# WHAT THE EXERCISE ASKS:
Quote every entry word for word.

# GIVEN ENTRIES:
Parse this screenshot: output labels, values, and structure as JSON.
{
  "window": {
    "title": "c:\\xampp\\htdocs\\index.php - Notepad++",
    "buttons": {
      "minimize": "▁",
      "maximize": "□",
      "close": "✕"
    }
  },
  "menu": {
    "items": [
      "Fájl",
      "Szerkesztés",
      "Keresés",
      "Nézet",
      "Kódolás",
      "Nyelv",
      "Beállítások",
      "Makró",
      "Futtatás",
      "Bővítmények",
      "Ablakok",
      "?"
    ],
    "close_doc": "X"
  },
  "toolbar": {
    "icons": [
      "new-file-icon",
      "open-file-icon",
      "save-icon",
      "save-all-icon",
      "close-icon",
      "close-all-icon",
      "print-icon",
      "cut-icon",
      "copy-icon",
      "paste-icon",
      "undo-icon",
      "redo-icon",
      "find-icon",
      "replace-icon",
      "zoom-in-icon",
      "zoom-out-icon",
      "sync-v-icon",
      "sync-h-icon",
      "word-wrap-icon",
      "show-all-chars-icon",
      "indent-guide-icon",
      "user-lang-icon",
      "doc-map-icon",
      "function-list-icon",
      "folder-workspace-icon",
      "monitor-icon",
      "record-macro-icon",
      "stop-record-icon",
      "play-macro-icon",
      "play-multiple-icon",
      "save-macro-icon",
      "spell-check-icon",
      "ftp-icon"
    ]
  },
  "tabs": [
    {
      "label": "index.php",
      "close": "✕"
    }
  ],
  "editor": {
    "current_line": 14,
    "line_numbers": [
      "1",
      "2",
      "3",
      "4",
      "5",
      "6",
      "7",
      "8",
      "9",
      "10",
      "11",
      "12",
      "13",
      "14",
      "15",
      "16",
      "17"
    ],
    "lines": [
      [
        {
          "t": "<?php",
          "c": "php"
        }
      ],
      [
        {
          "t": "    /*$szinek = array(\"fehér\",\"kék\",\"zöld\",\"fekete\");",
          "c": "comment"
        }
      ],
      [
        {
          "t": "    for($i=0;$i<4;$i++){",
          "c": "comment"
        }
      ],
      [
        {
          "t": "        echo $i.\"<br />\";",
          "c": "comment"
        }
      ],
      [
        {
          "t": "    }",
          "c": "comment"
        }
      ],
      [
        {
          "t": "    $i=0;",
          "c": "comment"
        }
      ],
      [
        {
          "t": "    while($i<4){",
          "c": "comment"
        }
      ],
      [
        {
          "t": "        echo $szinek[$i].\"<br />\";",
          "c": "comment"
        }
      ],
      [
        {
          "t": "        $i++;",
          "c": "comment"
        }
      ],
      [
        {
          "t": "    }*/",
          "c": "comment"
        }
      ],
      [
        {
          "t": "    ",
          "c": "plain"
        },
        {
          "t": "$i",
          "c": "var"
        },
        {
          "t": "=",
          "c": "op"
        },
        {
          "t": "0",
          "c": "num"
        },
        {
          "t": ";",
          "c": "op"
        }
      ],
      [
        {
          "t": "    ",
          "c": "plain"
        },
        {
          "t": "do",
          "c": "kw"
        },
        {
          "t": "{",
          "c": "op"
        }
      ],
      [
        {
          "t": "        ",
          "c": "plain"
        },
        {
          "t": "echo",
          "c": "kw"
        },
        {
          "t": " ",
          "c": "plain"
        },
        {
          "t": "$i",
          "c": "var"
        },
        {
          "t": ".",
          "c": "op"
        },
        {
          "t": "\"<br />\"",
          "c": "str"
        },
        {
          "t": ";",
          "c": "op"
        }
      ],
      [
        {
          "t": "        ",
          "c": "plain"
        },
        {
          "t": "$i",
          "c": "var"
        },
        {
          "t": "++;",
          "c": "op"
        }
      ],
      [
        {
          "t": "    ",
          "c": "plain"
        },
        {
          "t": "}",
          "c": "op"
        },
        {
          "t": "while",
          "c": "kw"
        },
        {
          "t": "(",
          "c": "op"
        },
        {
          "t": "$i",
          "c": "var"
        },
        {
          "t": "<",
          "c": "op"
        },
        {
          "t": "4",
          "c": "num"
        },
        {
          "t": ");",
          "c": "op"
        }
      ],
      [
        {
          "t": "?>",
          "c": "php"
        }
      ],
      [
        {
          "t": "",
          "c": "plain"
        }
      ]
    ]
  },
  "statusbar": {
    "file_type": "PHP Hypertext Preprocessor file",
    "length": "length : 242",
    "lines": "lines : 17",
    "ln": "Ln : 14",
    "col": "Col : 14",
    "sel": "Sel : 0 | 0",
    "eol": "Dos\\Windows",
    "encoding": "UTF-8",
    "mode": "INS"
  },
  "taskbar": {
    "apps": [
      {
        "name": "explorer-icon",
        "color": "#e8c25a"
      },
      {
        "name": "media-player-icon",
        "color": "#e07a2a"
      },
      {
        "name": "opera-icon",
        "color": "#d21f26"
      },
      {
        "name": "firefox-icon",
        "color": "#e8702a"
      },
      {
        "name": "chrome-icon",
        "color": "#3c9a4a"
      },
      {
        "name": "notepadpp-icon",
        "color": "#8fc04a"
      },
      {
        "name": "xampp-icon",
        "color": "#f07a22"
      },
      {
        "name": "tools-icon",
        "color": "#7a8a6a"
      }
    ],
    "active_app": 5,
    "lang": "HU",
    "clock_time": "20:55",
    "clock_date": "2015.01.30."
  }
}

# EXERCISE RESPONSE:
Parse this screenshot: output labels, values, and structure as JSON.
{
  "window": {
    "title": "c:\\xampp\\htdocs\\index.php - Notepad++",
    "buttons": {
      "minimize": "▁",
      "maximize": "□",
      "close": "✕"
    }
  },
  "menu": {
    "items": [
      "Fájl",
      "Szerkesztés",
      "Keresés",
      "Nézet",
      "Kódolás",
      "Nyelv",
      "Beállítások",
      "Makró",
      "Futtatás",
      "Bővítmények",
      "Ablakok",
      "?"
    ],
    "close_doc": "X"
  },
  "toolbar": {
    "icons": [
      "new-file-icon",
      "open-file-icon",
      "save-icon",
      "save-all-icon",
      "close-icon",
      "close-all-icon",
      "print-icon",
      "cut-icon",
      "copy-icon",
      "paste-icon",
      "undo-icon",
      "redo-icon",
      "find-icon",
      "replace-icon",
      "zoom-in-icon",
      "zoom-out-icon",
      "sync-v-icon",
      "sync-h-icon",
      "word-wrap-icon",
      "show-all-chars-icon",
      "indent-guide-icon",
      "user-lang-icon",
      "doc-map-icon",
      "function-list-icon",
      "folder-workspace-icon",
      "monitor-icon",
      "record-macro-icon",
      "stop-record-icon",
      "play-macro-icon",
      "play-multiple-icon",
      "save-macro-icon",
      "spell-check-icon",
      "ftp-icon"
    ]
  },
  "tabs": [
    {
      "label": "index.php",
      "close": "✕"
    }
  ],
  "editor": {
    "current_line": 14,
    "line_numbers": [
      "1",
      "2",
      "3",
      "4",
      "5",
      "6",
      "7",
      "8",
      "9",
      "10",
      "11",
      "12",
      "13",
      "14",
      "15",
      "16",
      "17"
    ],
    "lines": [
      [
        {
          "t": "<?php",
          "c": "php"
        }
      ],
      [
        {
          "t": "    /*$szinek = array(\"fehér\",\"kék\",\"zöld\",\"fekete\");",
          "c": "comment"
        }
      ],
      [
        {
          "t": "    for($i=0;$i<4;$i++){",
          "c": "comment"
        }
      ],
      [
        {
          "t": "        echo $i.\"<br />\";",
          "c": "comment"
        }
      ],
      [
        {
          "t": "    }",
          "c": "comment"
        }
      ],
      [
        {
          "t": "    $i=0;",
          "c": "comment"
        }
      ],
      [
        {
          "t": "    while($i<4){",
          "c": "comment"
        }
      ],
      [
        {
          "t": "        echo $szinek[$i].\"<br />\";",
          "c": "comment"
        }
      ],
      [
        {
          "t": "        $i++;",
          "c": "comment"
        }
      ],
      [
        {
          "t": "    }*/",
          "c": "comment"
        }
      ],
      [
        {
          "t": "    ",
          "c": "plain"
        },
        {
          "t": "$i",
          "c": "var"
        },
        {
          "t": "=",
          "c": "op"
        },
        {
          "t": "0",
          "c": "num"
        },
        {
          "t": ";",
          "c": "op"
        }
      ],
      [
        {
          "t": "    ",
          "c": "plain"
        },
        {
          "t": "do",
          "c": "kw"
        },
        {
          "t": "{",
          "c": "op"
        }
      ],
      [
        {
          "t": "        ",
          "c": "plain"
        },
        {
          "t": "echo",
          "c": "kw"
        },
        {
          "t": " ",
          "c": "plain"
        },
        {
          "t": "$i",
          "c": "var"
        },
        {
          "t": ".",
          "c": "op"
        },
        {
          "t": "\"<br />\"",
          "c": "str"
        },
        {
          "t": ";",
          "c": "op"
        }
      ],
      [
        {
          "t": "        ",
          "c": "plain"
        },
        {
          "t": "$i",
          "c": "var"
        },
        {
          "t": "++;",
          "c": "op"
        }
      ],
      [
        {
          "t": "    ",
          "c": "plain"
        },
        {
          "t": "}",
          "c": "op"
        },
        {
          "t": "while",
          "c": "kw"
        },
        {
          "t": "(",
          "c": "op"
        },
        {
          "t": "$i",
          "c": "var"
        },
        {
          "t": "<",
          "c": "op"
        },
        {
          "t": "4",
          "c": "num"
        },
        {
          "t": ");",
          "c": "op"
        }
      ],
      [
        {
          "t": "?>",
          "c": "php"
        }
      ],
      [
        {
          "t": "",
          "c": "plain"
        }
      ]
    ]
  },
  "statusbar": {
    "file_type": "PHP Hypertext Preprocessor file",
    "length": "length : 242",
    "lines": "lines : 17",
    "ln": "Ln : 14",
    "col": "Col : 14",
    "sel": "Sel : 0 | 0",
    "eol": "Dos\\Windows",
    "encoding": "UTF-8",
    "mode": "INS"
  },
  "taskbar": {
    "apps": [
      {
        "name": "explorer-icon",
        "color": "#e8c25a"
      },
      {
        "name": "media-player-icon",
        "color": "#e07a2a"
      },
      {
        "name": "opera-icon",
        "color": "#d21f26"
      },
      {
        "name": "firefox-icon",
        "color": "#e8702a"
      },
      {
        "name": "chrome-icon",
        "color": "#3c9a4a"
      },
      {
        "name": "notepadpp-icon",
        "color": "#8fc04a"
      },
      {
        "name": "xampp-icon",
        "color": "#f07a22"
      },
      {
        "name": "tools-icon",
        "color": "#7a8a6a"
      }
    ],
    "active_app": 5,
    "lang": "HU",
    "clock_time": "20:55",
    "clock_date": "2015.01.30."
  }
}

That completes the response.